| Problem requirements |
Copy the stretch of the off-payroll article from "- Directory of" through "sector IR35 reform?", replacing "public sector" with "state sector" wherever it appears.

- Directory of Members
Written by FCSA Business Partners, Larsen Howie
HMRC has published the Summary of Responses to the consultation ‘Off-payroll working rules from April 2020’ (our response to which you can read here) but it appears that, as with many HMRC consultations, this is another fait accompli. We shouldn’t be too surprised, however, because HMRC had convinced itself that the public sector blueprint has been a success and are imposing it on the private sector, with some appropriate tweaks.According to the Revenue, based on 12 months’ worth of PAYE and NIC receipts, an additional £550M has been raised as a result of the rules being applied in the public sector.
Who will be affected by the private sector IR35 reform?
According to HMRC, the following will be affected by the extension of the off-payroll rules from April 2020:• 170,000 contractors being deemed disguised employees. Typically, there is no explanation as to how HMRC have arrived at this figure;
• Up to 60,000 client companies who engage freelancers; and
• Approximately 20,000 agencies.

| Information shown |
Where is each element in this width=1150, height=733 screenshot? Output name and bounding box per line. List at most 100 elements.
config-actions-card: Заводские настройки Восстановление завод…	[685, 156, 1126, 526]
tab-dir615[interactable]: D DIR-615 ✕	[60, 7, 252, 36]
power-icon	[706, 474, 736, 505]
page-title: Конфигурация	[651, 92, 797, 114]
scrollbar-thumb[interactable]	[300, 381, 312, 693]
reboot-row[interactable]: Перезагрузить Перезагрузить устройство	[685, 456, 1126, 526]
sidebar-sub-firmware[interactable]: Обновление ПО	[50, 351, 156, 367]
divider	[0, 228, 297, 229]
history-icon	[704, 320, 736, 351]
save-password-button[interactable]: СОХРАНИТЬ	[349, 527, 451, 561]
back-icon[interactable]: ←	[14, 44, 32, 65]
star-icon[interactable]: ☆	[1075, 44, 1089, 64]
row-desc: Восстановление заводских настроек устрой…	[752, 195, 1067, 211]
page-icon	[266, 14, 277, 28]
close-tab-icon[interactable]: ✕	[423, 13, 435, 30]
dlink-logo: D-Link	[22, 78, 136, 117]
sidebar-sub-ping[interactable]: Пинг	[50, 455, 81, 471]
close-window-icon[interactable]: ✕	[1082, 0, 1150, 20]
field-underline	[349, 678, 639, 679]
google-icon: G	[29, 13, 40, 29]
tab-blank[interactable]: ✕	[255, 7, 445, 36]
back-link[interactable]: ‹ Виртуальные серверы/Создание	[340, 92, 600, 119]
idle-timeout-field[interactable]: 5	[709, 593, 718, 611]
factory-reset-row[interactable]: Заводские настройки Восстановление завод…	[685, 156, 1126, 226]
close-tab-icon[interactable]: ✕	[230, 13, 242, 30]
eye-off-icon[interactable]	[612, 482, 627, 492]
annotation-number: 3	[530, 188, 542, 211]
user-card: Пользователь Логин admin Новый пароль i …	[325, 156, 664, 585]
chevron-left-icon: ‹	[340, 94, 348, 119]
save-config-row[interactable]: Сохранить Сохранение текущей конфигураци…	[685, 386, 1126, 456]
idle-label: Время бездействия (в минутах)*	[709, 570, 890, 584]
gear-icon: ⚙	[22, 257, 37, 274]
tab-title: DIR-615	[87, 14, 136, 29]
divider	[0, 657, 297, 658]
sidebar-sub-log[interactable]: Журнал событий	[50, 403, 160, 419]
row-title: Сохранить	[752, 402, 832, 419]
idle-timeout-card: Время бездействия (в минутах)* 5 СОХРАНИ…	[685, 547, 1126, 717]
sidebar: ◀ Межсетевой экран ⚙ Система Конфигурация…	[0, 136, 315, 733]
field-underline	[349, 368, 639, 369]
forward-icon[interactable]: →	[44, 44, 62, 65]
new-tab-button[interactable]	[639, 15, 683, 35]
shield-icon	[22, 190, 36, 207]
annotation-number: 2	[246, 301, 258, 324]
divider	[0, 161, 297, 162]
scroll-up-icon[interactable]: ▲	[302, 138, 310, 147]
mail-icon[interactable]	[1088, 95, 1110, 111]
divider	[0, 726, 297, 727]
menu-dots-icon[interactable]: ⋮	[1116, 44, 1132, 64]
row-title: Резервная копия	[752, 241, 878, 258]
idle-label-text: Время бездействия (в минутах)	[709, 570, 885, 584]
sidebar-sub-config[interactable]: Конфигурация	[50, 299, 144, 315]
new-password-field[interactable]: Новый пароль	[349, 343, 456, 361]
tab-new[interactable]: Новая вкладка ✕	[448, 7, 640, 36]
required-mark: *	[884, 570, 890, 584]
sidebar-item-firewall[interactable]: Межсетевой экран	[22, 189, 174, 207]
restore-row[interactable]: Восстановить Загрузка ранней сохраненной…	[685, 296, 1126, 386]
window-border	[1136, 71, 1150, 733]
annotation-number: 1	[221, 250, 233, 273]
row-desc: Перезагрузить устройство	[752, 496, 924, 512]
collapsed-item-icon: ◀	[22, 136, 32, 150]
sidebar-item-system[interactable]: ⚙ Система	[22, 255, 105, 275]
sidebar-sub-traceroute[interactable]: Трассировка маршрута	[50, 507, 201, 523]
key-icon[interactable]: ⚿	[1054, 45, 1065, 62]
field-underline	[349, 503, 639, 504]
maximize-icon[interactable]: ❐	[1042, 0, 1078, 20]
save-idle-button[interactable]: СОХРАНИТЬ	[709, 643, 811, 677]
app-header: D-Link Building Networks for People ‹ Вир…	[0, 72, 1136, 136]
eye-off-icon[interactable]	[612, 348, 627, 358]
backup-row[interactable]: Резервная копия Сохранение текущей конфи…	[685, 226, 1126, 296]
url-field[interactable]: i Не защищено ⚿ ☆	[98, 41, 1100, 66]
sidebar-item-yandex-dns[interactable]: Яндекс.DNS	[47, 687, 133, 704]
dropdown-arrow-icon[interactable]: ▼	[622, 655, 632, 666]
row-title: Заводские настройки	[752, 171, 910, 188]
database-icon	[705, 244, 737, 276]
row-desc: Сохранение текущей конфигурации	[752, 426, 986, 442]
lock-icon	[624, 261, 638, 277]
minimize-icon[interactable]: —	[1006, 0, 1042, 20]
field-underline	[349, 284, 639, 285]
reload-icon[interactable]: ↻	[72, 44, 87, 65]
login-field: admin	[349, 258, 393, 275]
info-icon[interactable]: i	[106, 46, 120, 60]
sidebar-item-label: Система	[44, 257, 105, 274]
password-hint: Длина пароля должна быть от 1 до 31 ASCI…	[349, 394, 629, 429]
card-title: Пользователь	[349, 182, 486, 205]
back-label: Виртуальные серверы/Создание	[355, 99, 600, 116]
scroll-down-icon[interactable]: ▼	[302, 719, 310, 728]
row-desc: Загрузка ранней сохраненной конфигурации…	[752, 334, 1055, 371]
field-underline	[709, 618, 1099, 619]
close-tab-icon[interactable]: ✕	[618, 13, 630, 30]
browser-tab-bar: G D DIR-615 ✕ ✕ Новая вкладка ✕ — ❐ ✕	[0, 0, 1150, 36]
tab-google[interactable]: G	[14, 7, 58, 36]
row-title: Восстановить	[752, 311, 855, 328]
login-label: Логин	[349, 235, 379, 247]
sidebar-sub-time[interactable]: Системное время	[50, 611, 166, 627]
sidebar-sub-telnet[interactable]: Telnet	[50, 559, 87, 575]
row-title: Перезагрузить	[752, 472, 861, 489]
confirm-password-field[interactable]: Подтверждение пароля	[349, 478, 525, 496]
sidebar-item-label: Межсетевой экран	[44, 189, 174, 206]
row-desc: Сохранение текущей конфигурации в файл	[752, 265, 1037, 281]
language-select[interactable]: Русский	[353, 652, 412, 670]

| The completed task |
- Directory of Members
Written by FCSA Business Partners, Larsen Howie
HMRC has published the Summary of Responses to the consultation ‘Off-payroll working rules from April 2020’ (our response to which you can read here) but it appears that, as with many HMRC consultations, this is another fait accompli. We shouldn’t be too surprised, however, because HMRC had convinced itself that the state sector blueprint has been a success and are imposing it on the private sector, with some appropriate tweaks.According to the Revenue, based on 12 months’ worth of PAYE and NIC receipts, an additional £550M has been raised as a result of the rules being applied in the state sector.
Who will be affected by the private sector IR35 reform?